» **Task**:
Search the data for the word "Extract". Reproduce every line where it is found.

[Entries from a visual dataset]
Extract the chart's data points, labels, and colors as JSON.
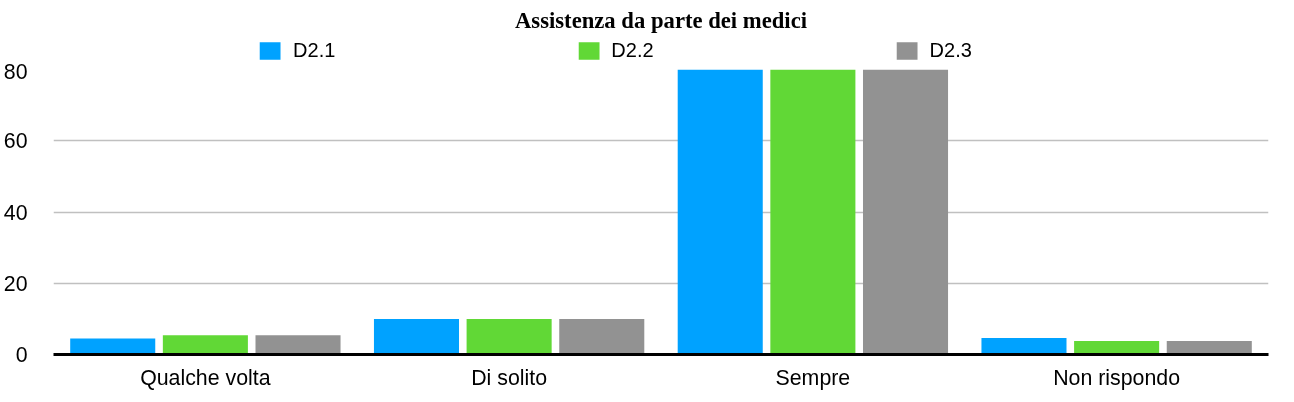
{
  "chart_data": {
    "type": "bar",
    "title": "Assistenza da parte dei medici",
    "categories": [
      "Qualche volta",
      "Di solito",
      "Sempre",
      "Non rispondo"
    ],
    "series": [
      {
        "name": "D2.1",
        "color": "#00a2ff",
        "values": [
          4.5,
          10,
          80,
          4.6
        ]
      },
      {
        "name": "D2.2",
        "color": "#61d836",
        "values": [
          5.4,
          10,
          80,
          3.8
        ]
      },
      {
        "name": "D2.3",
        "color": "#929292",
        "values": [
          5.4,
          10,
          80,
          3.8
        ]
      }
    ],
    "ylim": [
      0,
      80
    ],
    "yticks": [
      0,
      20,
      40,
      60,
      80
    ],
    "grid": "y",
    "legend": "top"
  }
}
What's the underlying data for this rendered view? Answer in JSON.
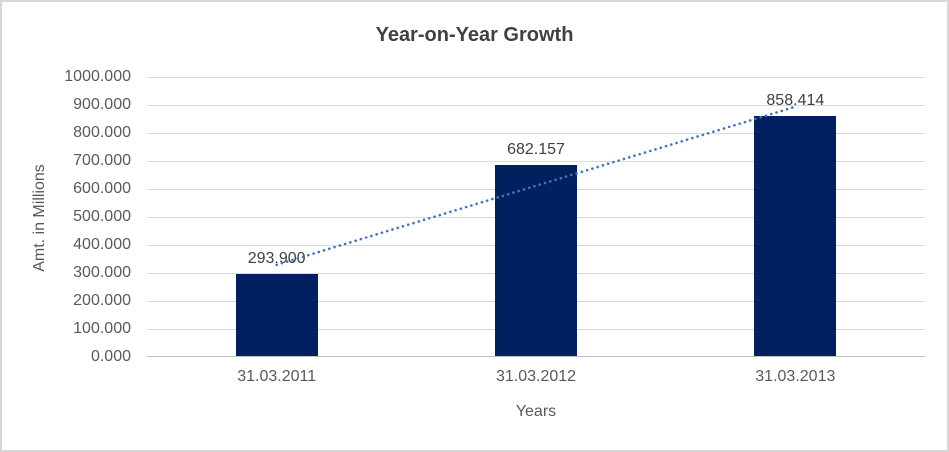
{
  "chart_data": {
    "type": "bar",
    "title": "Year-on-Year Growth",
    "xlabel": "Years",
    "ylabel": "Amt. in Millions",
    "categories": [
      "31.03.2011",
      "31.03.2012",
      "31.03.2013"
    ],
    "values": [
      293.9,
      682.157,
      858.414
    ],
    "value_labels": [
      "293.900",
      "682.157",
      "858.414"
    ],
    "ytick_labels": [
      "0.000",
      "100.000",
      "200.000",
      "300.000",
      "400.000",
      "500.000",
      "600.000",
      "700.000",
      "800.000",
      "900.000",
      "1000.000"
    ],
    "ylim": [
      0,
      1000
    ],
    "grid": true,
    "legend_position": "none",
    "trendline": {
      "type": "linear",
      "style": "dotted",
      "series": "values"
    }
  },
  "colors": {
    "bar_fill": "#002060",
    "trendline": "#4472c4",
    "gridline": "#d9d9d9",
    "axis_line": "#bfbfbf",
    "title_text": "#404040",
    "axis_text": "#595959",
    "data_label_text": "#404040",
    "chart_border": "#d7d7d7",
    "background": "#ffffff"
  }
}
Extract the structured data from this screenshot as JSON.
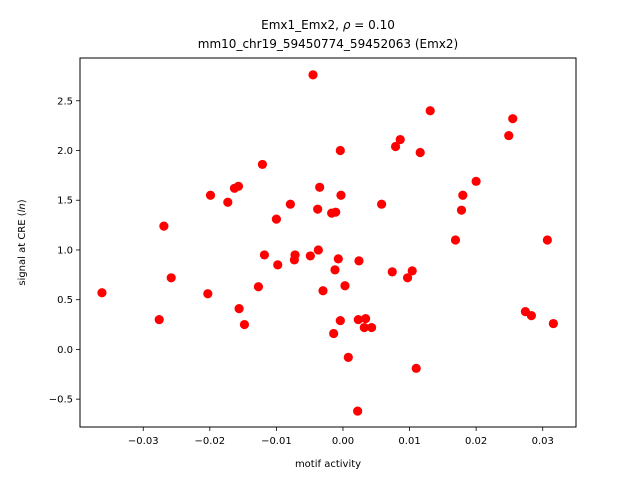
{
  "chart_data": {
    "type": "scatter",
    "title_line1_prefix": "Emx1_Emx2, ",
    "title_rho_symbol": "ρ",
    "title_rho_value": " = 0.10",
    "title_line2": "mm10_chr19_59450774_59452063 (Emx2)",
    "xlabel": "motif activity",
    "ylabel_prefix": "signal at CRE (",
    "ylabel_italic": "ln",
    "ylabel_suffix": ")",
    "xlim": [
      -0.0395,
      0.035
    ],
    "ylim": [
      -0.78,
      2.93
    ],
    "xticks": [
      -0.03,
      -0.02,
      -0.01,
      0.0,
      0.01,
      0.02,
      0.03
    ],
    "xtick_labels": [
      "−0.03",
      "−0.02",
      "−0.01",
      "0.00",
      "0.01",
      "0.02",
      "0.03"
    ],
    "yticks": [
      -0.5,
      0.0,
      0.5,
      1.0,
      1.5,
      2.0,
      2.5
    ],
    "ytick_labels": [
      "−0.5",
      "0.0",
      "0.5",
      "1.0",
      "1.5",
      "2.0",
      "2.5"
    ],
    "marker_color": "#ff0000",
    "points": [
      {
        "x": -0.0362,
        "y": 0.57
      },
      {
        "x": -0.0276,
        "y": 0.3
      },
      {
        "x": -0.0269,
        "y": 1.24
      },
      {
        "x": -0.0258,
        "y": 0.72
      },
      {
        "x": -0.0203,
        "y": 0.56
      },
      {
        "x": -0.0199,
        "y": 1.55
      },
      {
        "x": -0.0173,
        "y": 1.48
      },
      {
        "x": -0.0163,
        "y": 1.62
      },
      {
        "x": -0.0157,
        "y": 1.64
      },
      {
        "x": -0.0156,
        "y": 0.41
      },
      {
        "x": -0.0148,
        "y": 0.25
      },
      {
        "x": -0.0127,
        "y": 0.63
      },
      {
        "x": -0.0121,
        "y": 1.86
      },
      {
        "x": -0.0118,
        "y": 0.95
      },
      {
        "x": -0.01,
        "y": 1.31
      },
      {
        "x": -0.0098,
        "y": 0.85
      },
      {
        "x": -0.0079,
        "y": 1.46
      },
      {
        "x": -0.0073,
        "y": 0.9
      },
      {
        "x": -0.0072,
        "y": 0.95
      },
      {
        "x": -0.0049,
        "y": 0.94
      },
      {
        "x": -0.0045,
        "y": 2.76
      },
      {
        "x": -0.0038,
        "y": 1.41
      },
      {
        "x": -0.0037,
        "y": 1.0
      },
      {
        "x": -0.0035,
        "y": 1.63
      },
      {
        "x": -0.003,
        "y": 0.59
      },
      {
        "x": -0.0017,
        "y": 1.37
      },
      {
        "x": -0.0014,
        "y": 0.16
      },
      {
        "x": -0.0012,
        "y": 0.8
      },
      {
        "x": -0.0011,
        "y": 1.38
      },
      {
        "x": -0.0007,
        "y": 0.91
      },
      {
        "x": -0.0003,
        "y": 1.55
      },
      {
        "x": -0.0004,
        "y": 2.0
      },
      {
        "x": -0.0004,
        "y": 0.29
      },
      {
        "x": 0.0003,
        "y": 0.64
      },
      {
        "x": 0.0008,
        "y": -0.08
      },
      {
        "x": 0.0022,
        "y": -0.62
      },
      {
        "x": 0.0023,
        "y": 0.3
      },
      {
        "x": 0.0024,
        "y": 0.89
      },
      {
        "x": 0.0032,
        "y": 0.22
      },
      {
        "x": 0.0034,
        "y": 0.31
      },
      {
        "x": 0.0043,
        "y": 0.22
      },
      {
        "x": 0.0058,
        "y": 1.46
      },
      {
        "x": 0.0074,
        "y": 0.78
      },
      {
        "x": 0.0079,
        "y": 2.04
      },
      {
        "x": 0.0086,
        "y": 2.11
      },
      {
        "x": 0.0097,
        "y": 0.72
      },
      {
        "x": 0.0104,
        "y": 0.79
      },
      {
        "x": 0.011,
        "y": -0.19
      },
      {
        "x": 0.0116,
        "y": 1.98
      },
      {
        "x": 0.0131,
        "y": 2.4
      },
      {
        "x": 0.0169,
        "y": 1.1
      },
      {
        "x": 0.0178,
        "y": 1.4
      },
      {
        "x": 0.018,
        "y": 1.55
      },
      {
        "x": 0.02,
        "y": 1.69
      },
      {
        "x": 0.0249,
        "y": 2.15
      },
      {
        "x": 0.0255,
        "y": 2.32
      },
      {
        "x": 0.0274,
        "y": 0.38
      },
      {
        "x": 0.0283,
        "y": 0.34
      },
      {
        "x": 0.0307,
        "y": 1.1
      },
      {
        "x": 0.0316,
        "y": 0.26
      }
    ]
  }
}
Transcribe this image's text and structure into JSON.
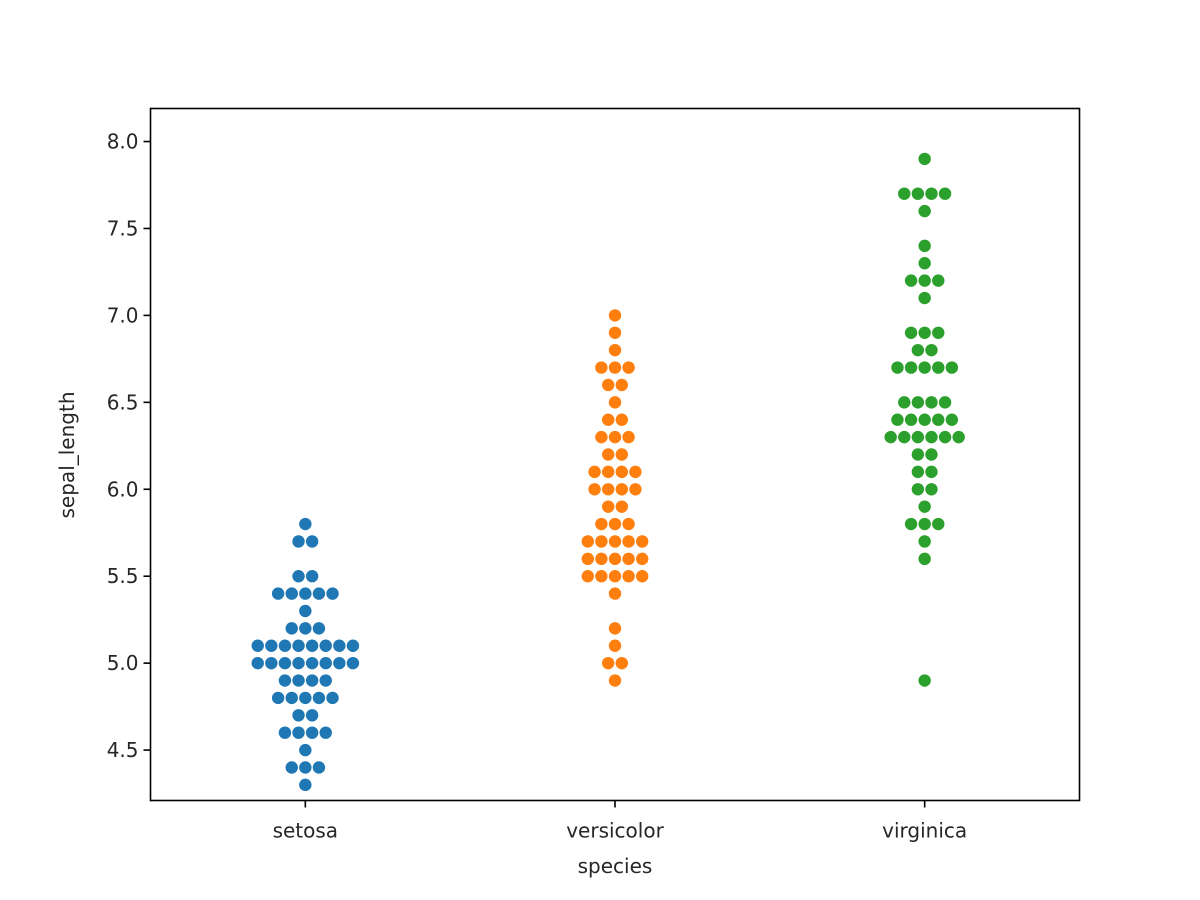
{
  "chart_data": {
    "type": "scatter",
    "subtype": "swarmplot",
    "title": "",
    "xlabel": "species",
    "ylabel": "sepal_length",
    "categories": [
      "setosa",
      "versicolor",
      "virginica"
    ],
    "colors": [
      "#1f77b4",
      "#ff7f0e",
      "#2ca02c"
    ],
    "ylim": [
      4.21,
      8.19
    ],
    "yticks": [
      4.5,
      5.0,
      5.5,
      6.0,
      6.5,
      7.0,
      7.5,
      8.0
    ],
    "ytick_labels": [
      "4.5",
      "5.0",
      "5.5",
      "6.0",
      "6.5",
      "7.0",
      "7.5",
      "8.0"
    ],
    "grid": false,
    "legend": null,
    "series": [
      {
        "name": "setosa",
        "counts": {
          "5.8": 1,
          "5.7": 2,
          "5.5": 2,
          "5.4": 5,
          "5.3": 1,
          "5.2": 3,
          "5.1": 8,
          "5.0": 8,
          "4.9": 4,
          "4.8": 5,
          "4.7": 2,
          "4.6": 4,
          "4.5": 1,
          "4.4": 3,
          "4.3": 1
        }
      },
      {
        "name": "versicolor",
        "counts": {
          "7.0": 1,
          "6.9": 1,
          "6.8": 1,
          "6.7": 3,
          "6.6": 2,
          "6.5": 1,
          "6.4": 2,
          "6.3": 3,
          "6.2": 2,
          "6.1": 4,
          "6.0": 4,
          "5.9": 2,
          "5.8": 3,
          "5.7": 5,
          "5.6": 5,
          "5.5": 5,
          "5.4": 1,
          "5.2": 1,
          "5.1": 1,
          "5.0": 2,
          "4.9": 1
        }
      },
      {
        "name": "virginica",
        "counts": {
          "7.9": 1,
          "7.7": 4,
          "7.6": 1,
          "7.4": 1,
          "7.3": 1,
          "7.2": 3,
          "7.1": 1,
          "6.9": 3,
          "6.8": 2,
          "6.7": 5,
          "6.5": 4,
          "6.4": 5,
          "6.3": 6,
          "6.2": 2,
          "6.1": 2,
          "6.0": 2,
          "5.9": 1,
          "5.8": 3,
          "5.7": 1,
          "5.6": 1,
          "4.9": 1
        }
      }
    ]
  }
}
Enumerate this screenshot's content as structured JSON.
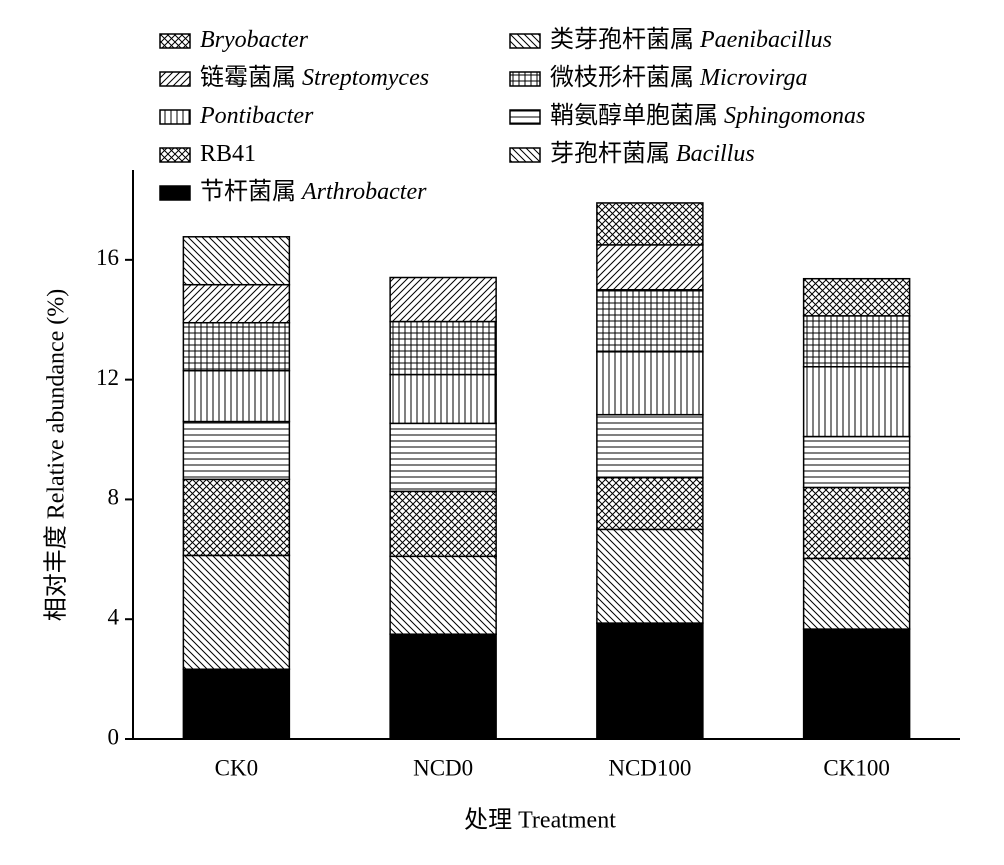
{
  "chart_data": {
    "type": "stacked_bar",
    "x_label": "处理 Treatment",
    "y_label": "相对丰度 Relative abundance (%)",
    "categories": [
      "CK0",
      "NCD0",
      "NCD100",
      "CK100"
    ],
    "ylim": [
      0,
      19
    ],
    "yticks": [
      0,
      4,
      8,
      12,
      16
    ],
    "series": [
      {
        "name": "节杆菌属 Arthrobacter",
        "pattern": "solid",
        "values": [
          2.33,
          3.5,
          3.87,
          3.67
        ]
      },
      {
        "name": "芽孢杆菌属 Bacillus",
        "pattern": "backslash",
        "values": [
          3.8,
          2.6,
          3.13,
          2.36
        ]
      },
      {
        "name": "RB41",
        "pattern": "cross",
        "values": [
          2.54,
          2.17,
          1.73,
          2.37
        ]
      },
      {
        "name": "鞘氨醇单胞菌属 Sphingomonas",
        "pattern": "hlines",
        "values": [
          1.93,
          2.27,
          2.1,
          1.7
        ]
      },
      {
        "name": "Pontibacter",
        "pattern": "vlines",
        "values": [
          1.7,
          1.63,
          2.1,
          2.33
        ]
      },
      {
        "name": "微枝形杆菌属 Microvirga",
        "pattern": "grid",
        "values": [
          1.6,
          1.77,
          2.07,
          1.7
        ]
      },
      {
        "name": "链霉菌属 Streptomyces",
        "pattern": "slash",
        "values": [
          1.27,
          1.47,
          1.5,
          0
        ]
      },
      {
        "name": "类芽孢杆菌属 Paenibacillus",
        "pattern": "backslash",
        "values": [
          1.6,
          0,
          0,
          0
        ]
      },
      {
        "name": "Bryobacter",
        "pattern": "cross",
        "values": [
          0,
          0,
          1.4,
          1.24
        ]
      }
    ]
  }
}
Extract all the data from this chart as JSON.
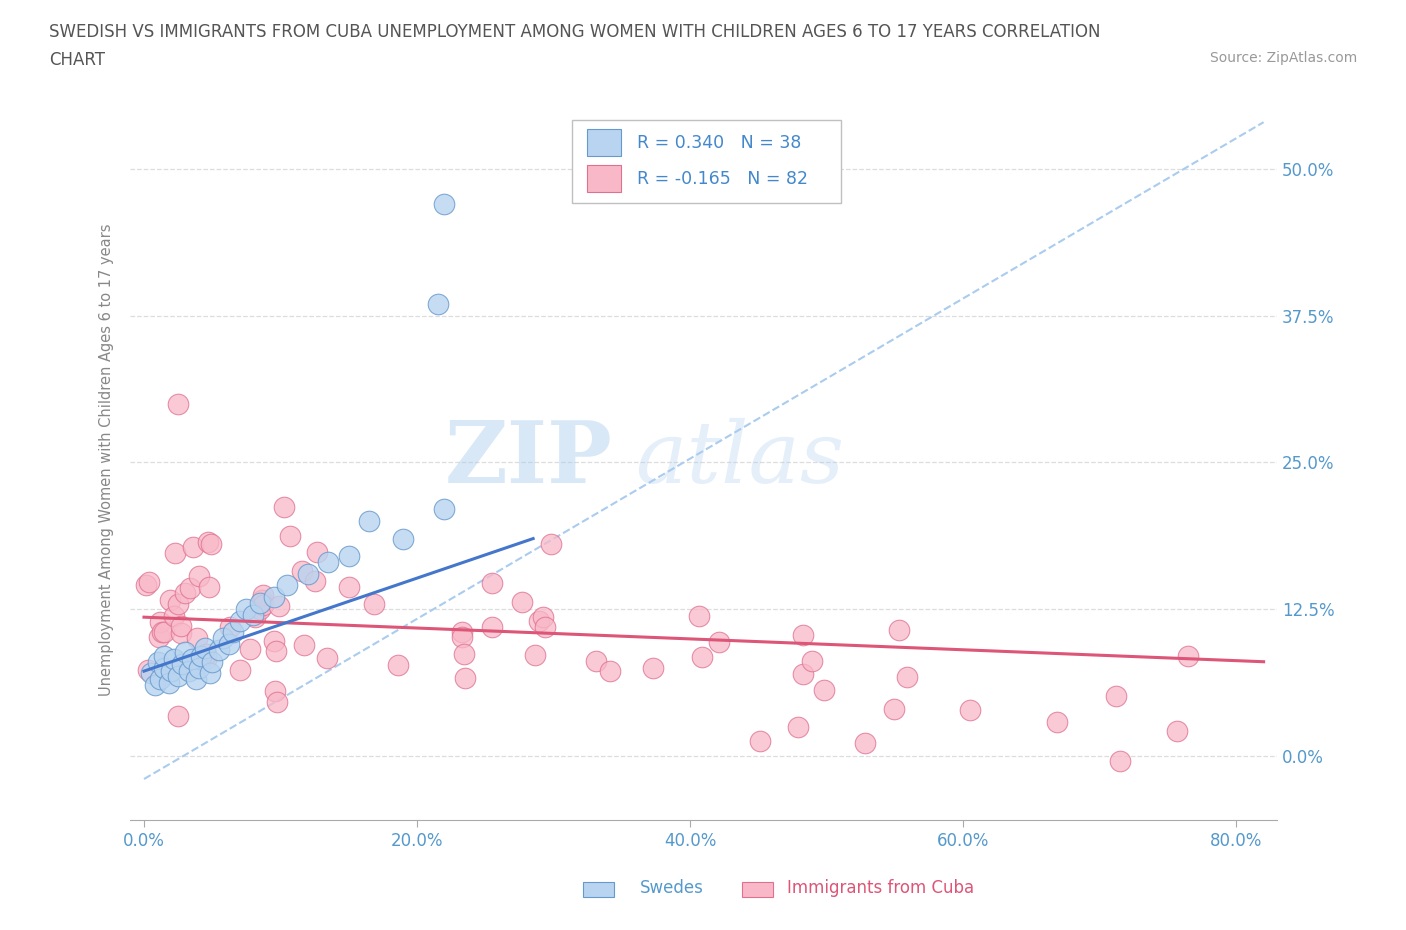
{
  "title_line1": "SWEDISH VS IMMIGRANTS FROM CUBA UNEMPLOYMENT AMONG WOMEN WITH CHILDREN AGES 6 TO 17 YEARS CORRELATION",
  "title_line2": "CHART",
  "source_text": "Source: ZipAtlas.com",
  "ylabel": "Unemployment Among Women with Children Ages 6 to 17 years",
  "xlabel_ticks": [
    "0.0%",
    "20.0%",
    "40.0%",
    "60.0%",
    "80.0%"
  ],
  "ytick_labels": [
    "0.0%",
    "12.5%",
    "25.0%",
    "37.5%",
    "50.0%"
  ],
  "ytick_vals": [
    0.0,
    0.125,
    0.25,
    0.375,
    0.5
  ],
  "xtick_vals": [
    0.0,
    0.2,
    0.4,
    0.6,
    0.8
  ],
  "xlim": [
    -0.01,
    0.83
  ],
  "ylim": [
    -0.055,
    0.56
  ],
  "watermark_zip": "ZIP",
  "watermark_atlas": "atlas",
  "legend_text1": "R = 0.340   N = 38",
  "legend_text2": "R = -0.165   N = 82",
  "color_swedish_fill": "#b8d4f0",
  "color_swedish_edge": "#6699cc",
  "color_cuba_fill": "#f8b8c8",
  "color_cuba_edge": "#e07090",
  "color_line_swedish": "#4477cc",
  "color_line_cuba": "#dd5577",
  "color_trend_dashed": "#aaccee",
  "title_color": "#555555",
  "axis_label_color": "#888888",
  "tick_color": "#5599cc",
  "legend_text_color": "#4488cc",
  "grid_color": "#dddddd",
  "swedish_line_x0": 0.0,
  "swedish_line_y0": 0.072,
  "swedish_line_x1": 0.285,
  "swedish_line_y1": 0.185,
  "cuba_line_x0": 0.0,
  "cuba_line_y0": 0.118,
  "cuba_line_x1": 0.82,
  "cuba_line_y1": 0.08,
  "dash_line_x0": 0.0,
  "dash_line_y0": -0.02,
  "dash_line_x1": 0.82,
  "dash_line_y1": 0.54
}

» **Final answer**:
Extract the chart's data points, labels, and colors as JSON.
Extract the structured data from this screenshot as JSON.
Extract all the data from this chart as JSON.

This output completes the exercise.